EXERCISE AIM: Below are records to transcribe exactly, without their pictures.

DATA TO PROCESS:

* * *

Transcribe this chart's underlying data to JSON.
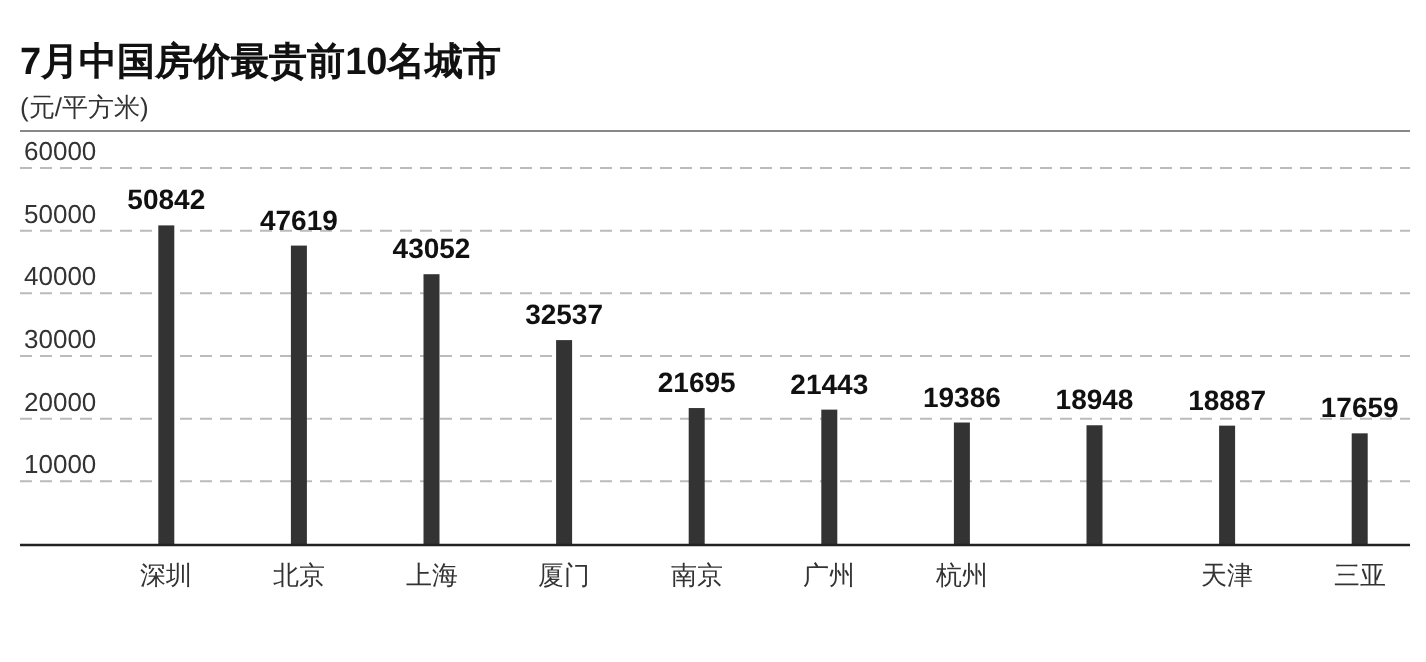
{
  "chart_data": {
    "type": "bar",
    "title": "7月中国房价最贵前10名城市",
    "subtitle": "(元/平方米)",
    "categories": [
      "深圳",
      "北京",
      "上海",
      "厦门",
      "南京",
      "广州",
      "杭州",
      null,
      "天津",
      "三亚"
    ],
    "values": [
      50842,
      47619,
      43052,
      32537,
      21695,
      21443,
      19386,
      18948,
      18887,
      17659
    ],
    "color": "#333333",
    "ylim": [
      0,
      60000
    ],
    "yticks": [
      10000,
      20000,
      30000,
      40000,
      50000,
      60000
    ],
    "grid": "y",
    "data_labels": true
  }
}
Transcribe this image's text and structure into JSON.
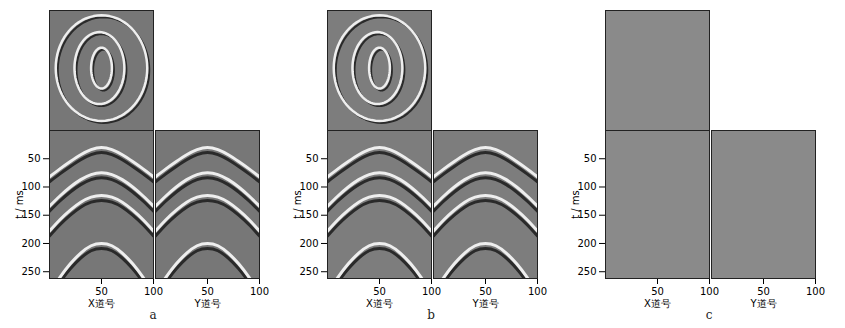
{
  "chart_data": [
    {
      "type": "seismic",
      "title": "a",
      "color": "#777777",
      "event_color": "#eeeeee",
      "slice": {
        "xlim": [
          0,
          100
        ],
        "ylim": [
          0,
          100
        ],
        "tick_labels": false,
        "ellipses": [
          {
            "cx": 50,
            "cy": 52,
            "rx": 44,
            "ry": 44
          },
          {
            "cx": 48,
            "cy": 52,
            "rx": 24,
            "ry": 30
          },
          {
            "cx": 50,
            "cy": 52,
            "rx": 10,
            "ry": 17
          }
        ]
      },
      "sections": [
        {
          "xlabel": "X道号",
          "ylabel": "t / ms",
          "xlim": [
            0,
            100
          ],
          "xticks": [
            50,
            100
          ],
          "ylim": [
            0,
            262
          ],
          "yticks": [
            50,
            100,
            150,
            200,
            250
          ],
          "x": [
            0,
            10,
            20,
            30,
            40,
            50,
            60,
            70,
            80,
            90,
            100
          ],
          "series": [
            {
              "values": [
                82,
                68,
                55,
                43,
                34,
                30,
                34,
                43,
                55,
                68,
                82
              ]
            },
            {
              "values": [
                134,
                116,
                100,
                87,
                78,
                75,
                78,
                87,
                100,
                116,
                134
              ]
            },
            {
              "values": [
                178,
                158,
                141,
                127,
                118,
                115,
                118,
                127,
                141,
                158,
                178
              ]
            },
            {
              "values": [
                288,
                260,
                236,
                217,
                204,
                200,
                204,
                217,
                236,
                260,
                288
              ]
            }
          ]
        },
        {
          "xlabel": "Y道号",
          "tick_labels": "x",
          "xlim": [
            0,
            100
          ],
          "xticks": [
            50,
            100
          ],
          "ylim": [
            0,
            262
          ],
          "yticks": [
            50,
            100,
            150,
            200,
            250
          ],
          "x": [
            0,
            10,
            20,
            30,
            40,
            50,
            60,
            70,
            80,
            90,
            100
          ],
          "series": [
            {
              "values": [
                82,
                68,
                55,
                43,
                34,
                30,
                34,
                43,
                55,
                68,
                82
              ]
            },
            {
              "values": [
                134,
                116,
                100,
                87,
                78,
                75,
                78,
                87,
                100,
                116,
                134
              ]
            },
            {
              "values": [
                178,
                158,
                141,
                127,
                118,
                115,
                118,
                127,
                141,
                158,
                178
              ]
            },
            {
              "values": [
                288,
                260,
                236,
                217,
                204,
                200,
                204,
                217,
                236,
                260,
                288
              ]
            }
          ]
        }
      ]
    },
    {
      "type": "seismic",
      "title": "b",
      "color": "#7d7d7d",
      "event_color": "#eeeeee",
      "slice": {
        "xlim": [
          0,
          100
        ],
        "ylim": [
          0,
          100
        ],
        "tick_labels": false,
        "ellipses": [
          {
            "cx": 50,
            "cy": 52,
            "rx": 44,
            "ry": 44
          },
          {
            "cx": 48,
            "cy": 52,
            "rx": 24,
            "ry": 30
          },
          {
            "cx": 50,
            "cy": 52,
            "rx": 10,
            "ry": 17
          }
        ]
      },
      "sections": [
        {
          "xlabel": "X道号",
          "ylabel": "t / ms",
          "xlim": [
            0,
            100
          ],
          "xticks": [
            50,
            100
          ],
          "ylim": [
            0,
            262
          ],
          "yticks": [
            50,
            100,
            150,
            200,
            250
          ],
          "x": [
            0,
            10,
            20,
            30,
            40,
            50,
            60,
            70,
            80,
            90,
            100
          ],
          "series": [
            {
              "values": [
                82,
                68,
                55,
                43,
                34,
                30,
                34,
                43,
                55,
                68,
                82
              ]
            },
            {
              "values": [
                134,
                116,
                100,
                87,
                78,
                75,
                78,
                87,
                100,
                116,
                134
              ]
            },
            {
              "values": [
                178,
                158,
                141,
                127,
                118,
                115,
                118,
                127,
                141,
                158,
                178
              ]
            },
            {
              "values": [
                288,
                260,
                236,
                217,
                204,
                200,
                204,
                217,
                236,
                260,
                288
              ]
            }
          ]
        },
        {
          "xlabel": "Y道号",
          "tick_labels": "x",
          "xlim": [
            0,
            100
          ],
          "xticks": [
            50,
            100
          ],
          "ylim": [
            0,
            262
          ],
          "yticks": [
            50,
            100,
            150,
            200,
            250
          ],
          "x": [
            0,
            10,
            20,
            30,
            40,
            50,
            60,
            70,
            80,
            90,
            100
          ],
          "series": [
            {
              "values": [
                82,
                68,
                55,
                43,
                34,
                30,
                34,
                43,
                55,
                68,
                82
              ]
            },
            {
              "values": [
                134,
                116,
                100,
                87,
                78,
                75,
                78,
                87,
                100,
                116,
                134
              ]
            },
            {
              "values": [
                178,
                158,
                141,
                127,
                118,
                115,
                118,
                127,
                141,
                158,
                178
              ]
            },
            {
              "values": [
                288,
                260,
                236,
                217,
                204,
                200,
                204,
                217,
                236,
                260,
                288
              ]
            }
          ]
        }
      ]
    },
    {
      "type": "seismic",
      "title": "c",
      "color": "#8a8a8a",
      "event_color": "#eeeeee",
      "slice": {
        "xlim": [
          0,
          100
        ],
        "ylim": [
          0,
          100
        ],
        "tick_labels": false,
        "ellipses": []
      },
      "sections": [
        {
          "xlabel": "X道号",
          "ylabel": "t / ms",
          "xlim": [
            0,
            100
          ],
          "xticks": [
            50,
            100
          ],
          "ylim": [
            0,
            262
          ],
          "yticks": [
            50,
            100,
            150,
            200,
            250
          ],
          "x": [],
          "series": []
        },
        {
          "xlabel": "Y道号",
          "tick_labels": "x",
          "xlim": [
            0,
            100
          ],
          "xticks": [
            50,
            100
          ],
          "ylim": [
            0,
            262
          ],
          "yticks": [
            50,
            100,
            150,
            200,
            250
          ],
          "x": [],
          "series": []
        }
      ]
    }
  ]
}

* * *

TASK SOLUTION:
Transcribe this chart's underlying data to JSON.
{
  "chart_data": {
    "type": "bar",
    "title": "7月中国房价最贵前10名城市",
    "subtitle": "(元/平方米)",
    "categories": [
      "深圳",
      "北京",
      "上海",
      "厦门",
      "南京",
      "广州",
      "杭州",
      null,
      "天津",
      "三亚"
    ],
    "values": [
      50842,
      47619,
      43052,
      32537,
      21695,
      21443,
      19386,
      18948,
      18887,
      17659
    ],
    "color": "#333333",
    "ylim": [
      0,
      60000
    ],
    "yticks": [
      10000,
      20000,
      30000,
      40000,
      50000,
      60000
    ],
    "grid": "y",
    "data_labels": true
  }
}
Transcribe this image's text and structure into JSON.
{
  "chart_data": [
    {
      "type": "seismic",
      "title": "a",
      "color": "#777777",
      "event_color": "#eeeeee",
      "slice": {
        "xlim": [
          0,
          100
        ],
        "ylim": [
          0,
          100
        ],
        "tick_labels": false,
        "ellipses": [
          {
            "cx": 50,
            "cy": 52,
            "rx": 44,
            "ry": 44
          },
          {
            "cx": 48,
            "cy": 52,
            "rx": 24,
            "ry": 30
          },
          {
            "cx": 50,
            "cy": 52,
            "rx": 10,
            "ry": 17
          }
        ]
      },
      "sections": [
        {
          "xlabel": "X道号",
          "ylabel": "t / ms",
          "xlim": [
            0,
            100
          ],
          "xticks": [
            50,
            100
          ],
          "ylim": [
            0,
            262
          ],
          "yticks": [
            50,
            100,
            150,
            200,
            250
          ],
          "x": [
            0,
            10,
            20,
            30,
            40,
            50,
            60,
            70,
            80,
            90,
            100
          ],
          "series": [
            {
              "values": [
                82,
                68,
                55,
                43,
                34,
                30,
                34,
                43,
                55,
                68,
                82
              ]
            },
            {
              "values": [
                134,
                116,
                100,
                87,
                78,
                75,
                78,
                87,
                100,
                116,
                134
              ]
            },
            {
              "values": [
                178,
                158,
                141,
                127,
                118,
                115,
                118,
                127,
                141,
                158,
                178
              ]
            },
            {
              "values": [
                288,
                260,
                236,
                217,
                204,
                200,
                204,
                217,
                236,
                260,
                288
              ]
            }
          ]
        },
        {
          "xlabel": "Y道号",
          "tick_labels": "x",
          "xlim": [
            0,
            100
          ],
          "xticks": [
            50,
            100
          ],
          "ylim": [
            0,
            262
          ],
          "yticks": [
            50,
            100,
            150,
            200,
            250
          ],
          "x": [
            0,
            10,
            20,
            30,
            40,
            50,
            60,
            70,
            80,
            90,
            100
          ],
          "series": [
            {
              "values": [
                82,
                68,
                55,
                43,
                34,
                30,
                34,
                43,
                55,
                68,
                82
              ]
            },
            {
              "values": [
                134,
                116,
                100,
                87,
                78,
                75,
                78,
                87,
                100,
                116,
                134
              ]
            },
            {
              "values": [
                178,
                158,
                141,
                127,
                118,
                115,
                118,
                127,
                141,
                158,
                178
              ]
            },
            {
              "values": [
                288,
                260,
                236,
                217,
                204,
                200,
                204,
                217,
                236,
                260,
                288
              ]
            }
          ]
        }
      ]
    },
    {
      "type": "seismic",
      "title": "b",
      "color": "#7d7d7d",
      "event_color": "#eeeeee",
      "slice": {
        "xlim": [
          0,
          100
        ],
        "ylim": [
          0,
          100
        ],
        "tick_labels": false,
        "ellipses": [
          {
            "cx": 50,
            "cy": 52,
            "rx": 44,
            "ry": 44
          },
          {
            "cx": 48,
            "cy": 52,
            "rx": 24,
            "ry": 30
          },
          {
            "cx": 50,
            "cy": 52,
            "rx": 10,
            "ry": 17
          }
        ]
      },
      "sections": [
        {
          "xlabel": "X道号",
          "ylabel": "t / ms",
          "xlim": [
            0,
            100
          ],
          "xticks": [
            50,
            100
          ],
          "ylim": [
            0,
            262
          ],
          "yticks": [
            50,
            100,
            150,
            200,
            250
          ],
          "x": [
            0,
            10,
            20,
            30,
            40,
            50,
            60,
            70,
            80,
            90,
            100
          ],
          "series": [
            {
              "values": [
                82,
                68,
                55,
                43,
                34,
                30,
                34,
                43,
                55,
                68,
                82
              ]
            },
            {
              "values": [
                134,
                116,
                100,
                87,
                78,
                75,
                78,
                87,
                100,
                116,
                134
              ]
            },
            {
              "values": [
                178,
                158,
                141,
                127,
                118,
                115,
                118,
                127,
                141,
                158,
                178
              ]
            },
            {
              "values": [
                288,
                260,
                236,
                217,
                204,
                200,
                204,
                217,
                236,
                260,
                288
              ]
            }
          ]
        },
        {
          "xlabel": "Y道号",
          "tick_labels": "x",
          "xlim": [
            0,
            100
          ],
          "xticks": [
            50,
            100
          ],
          "ylim": [
            0,
            262
          ],
          "yticks": [
            50,
            100,
            150,
            200,
            250
          ],
          "x": [
            0,
            10,
            20,
            30,
            40,
            50,
            60,
            70,
            80,
            90,
            100
          ],
          "series": [
            {
              "values": [
                82,
                68,
                55,
                43,
                34,
                30,
                34,
                43,
                55,
                68,
                82
              ]
            },
            {
              "values": [
                134,
                116,
                100,
                87,
                78,
                75,
                78,
                87,
                100,
                116,
                134
              ]
            },
            {
              "values": [
                178,
                158,
                141,
                127,
                118,
                115,
                118,
                127,
                141,
                158,
                178
              ]
            },
            {
              "values": [
                288,
                260,
                236,
                217,
                204,
                200,
                204,
                217,
                236,
                260,
                288
              ]
            }
          ]
        }
      ]
    },
    {
      "type": "seismic",
      "title": "c",
      "color": "#8a8a8a",
      "event_color": "#eeeeee",
      "slice": {
        "xlim": [
          0,
          100
        ],
        "ylim": [
          0,
          100
        ],
        "tick_labels": false,
        "ellipses": []
      },
      "sections": [
        {
          "xlabel": "X道号",
          "ylabel": "t / ms",
          "xlim": [
            0,
            100
          ],
          "xticks": [
            50,
            100
          ],
          "ylim": [
            0,
            262
          ],
          "yticks": [
            50,
            100,
            150,
            200,
            250
          ],
          "x": [],
          "series": []
        },
        {
          "xlabel": "Y道号",
          "tick_labels": "x",
          "xlim": [
            0,
            100
          ],
          "xticks": [
            50,
            100
          ],
          "ylim": [
            0,
            262
          ],
          "yticks": [
            50,
            100,
            150,
            200,
            250
          ],
          "x": [],
          "series": []
        }
      ]
    }
  ]
}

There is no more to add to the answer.